(EXERCISE DETAILS)
Pull each line holding "label" out of the entries below.

--

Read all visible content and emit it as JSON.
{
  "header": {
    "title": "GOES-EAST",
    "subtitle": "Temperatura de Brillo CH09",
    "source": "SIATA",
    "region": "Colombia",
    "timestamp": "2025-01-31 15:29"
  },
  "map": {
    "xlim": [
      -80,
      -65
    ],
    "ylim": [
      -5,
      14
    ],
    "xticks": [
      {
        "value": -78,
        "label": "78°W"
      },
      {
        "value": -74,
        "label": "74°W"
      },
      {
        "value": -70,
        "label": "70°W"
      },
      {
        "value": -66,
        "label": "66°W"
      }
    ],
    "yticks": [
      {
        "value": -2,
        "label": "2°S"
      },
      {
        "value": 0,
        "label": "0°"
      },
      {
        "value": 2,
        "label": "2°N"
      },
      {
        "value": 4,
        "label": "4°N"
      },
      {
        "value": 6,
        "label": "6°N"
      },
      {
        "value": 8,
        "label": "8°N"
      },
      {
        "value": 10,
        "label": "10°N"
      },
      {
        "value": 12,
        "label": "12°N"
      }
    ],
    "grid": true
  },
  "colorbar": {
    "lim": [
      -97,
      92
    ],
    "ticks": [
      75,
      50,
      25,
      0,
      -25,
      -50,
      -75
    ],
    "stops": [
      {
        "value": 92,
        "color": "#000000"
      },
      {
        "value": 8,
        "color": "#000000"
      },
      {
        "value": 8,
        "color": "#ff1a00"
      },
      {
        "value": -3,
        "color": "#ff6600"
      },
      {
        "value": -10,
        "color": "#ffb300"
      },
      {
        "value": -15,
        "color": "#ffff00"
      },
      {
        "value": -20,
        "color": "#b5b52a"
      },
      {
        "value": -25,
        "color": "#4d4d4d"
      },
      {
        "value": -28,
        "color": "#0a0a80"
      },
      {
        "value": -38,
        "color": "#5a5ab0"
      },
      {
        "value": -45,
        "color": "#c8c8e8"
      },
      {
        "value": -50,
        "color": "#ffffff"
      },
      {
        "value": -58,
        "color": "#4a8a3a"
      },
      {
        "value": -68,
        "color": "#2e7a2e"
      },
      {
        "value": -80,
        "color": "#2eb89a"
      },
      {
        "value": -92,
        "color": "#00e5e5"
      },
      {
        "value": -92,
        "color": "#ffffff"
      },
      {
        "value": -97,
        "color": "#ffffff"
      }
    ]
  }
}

--

(WRITTEN SOLUTION)
        "label": "78°W"
        "label": "74°W"
        "label": "70°W"
        "label": "66°W"
        "label": "2°S"
        "label": "0°"
        "label": "2°N"
        "label": "4°N"
        "label": "6°N"
        "label": "8°N"
        "label": "10°N"
        "label": "12°N"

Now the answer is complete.